● **SET TASK**:
Images are not part of the copy; write out the rest of the data exactly as given.

[Stored items]

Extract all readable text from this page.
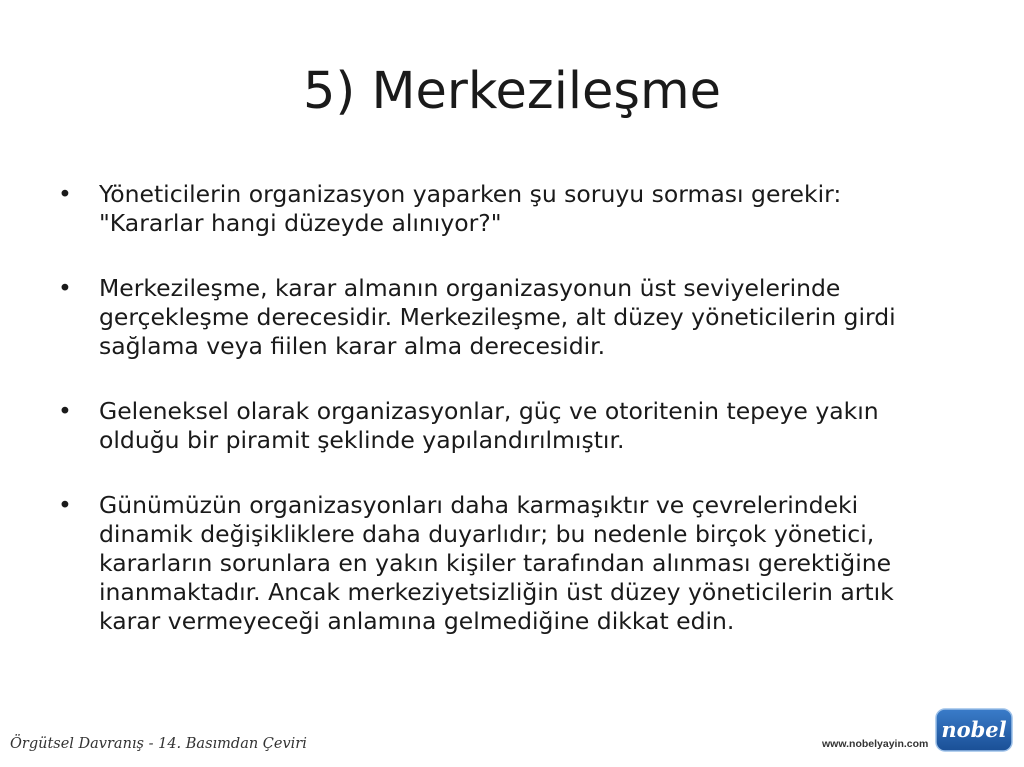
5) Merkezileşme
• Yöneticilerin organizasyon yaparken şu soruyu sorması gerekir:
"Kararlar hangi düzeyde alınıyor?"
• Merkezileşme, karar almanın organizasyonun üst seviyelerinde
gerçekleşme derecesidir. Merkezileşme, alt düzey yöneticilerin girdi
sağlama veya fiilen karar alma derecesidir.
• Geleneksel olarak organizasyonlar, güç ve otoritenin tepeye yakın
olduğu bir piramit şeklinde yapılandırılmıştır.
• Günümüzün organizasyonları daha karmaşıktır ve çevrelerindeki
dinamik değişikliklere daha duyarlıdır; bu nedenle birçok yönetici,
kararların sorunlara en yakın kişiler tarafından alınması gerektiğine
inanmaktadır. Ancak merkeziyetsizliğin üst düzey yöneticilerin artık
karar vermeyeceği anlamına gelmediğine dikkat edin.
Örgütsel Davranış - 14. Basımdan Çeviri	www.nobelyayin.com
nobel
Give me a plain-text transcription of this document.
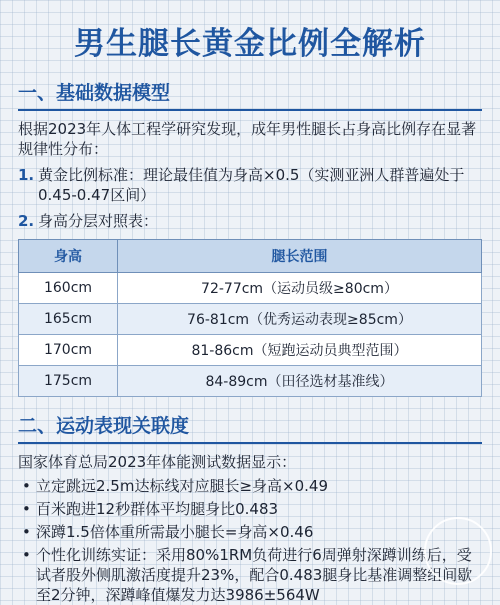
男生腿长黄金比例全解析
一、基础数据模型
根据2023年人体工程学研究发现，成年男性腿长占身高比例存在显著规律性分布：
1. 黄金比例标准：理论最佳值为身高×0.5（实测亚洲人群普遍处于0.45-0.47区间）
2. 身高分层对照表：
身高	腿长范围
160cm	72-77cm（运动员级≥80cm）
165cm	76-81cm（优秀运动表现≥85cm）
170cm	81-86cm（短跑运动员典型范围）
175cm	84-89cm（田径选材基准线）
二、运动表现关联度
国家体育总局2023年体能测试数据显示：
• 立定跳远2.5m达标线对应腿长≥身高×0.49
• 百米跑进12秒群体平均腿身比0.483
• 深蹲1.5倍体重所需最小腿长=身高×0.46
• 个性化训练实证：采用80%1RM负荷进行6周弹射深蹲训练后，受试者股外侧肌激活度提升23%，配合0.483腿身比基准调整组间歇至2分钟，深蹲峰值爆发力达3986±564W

● **ANSWER BELOW**:
Extract all readable text from this page.
5) Merkezileşme
• Yöneticilerin organizasyon yaparken şu soruyu sorması gerekir:
"Kararlar hangi düzeyde alınıyor?"
• Merkezileşme, karar almanın organizasyonun üst seviyelerinde
gerçekleşme derecesidir. Merkezileşme, alt düzey yöneticilerin girdi
sağlama veya fiilen karar alma derecesidir.
• Geleneksel olarak organizasyonlar, güç ve otoritenin tepeye yakın
olduğu bir piramit şeklinde yapılandırılmıştır.
• Günümüzün organizasyonları daha karmaşıktır ve çevrelerindeki
dinamik değişikliklere daha duyarlıdır; bu nedenle birçok yönetici,
kararların sorunlara en yakın kişiler tarafından alınması gerektiğine
inanmaktadır. Ancak merkeziyetsizliğin üst düzey yöneticilerin artık
karar vermeyeceği anlamına gelmediğine dikkat edin.
Örgütsel Davranış - 14. Basımdan Çeviri	www.nobelyayin.com
nobel
Give me a plain-text transcription of this document.
男生腿长黄金比例全解析
一、基础数据模型
根据2023年人体工程学研究发现，成年男性腿长占身高比例存在显著规律性分布：
1. 黄金比例标准：理论最佳值为身高×0.5（实测亚洲人群普遍处于0.45-0.47区间）
2. 身高分层对照表：
身高	腿长范围
160cm	72-77cm（运动员级≥80cm）
165cm	76-81cm（优秀运动表现≥85cm）
170cm	81-86cm（短跑运动员典型范围）
175cm	84-89cm（田径选材基准线）
二、运动表现关联度
国家体育总局2023年体能测试数据显示：
• 立定跳远2.5m达标线对应腿长≥身高×0.49
• 百米跑进12秒群体平均腿身比0.483
• 深蹲1.5倍体重所需最小腿长=身高×0.46
• 个性化训练实证：采用80%1RM负荷进行6周弹射深蹲训练后，受试者股外侧肌激活度提升23%，配合0.483腿身比基准调整组间歇至2分钟，深蹲峰值爆发力达3986±564W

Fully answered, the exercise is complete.